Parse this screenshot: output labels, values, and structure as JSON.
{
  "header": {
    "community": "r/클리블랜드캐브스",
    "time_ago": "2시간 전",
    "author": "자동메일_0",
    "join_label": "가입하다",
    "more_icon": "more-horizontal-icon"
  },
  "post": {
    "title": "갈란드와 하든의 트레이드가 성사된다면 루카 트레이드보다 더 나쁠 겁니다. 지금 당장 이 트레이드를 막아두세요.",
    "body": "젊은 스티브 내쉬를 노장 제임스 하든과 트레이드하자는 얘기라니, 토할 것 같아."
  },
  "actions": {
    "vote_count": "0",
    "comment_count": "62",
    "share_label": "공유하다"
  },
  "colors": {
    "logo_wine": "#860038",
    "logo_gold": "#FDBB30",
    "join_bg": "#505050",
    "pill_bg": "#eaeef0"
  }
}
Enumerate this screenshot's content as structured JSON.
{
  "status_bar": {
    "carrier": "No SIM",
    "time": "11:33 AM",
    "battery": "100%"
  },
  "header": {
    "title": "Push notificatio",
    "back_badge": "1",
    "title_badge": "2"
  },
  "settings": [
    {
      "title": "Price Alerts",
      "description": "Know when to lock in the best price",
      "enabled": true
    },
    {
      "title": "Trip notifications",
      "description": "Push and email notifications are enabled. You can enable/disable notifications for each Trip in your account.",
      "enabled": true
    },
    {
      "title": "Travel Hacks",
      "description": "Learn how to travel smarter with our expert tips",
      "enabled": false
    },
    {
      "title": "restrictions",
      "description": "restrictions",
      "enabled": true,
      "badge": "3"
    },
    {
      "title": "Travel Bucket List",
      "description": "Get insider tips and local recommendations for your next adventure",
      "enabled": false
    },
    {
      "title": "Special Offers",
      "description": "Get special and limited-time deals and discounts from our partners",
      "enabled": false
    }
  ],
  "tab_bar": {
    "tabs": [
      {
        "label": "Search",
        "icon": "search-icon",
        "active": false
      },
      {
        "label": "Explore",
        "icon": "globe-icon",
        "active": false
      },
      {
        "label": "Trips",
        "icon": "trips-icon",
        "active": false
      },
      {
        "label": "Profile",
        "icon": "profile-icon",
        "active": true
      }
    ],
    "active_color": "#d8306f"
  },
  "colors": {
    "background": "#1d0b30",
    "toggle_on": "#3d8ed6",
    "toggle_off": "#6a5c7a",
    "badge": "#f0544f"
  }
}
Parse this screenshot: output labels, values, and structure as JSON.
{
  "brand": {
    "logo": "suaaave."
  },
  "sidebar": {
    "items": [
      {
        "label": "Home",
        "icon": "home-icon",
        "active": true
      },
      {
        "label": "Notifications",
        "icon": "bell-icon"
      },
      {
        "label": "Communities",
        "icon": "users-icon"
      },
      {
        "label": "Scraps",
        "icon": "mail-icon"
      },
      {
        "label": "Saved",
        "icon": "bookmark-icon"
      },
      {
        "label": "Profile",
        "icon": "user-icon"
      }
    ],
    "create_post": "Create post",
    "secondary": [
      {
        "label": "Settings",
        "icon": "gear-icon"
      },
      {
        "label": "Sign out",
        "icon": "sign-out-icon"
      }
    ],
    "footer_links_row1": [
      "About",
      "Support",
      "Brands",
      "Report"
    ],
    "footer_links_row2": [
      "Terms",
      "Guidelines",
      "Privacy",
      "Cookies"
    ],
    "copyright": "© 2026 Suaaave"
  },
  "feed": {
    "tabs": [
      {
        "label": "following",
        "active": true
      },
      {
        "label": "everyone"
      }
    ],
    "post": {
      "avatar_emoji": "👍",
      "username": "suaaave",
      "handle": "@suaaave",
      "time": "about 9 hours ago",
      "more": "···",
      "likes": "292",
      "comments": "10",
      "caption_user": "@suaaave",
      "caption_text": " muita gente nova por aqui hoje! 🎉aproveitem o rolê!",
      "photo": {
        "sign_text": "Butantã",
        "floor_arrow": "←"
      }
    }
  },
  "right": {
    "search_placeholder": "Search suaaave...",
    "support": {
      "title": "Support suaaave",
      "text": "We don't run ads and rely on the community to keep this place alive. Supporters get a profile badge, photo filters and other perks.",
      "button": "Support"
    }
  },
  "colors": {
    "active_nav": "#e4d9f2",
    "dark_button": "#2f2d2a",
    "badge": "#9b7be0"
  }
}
* * * * * * * * *
• **TASK DETAILS**:
Lines containing the word "this" are to be counted in the listing; state their number alone.

• **OUTPUT BELOW**:
4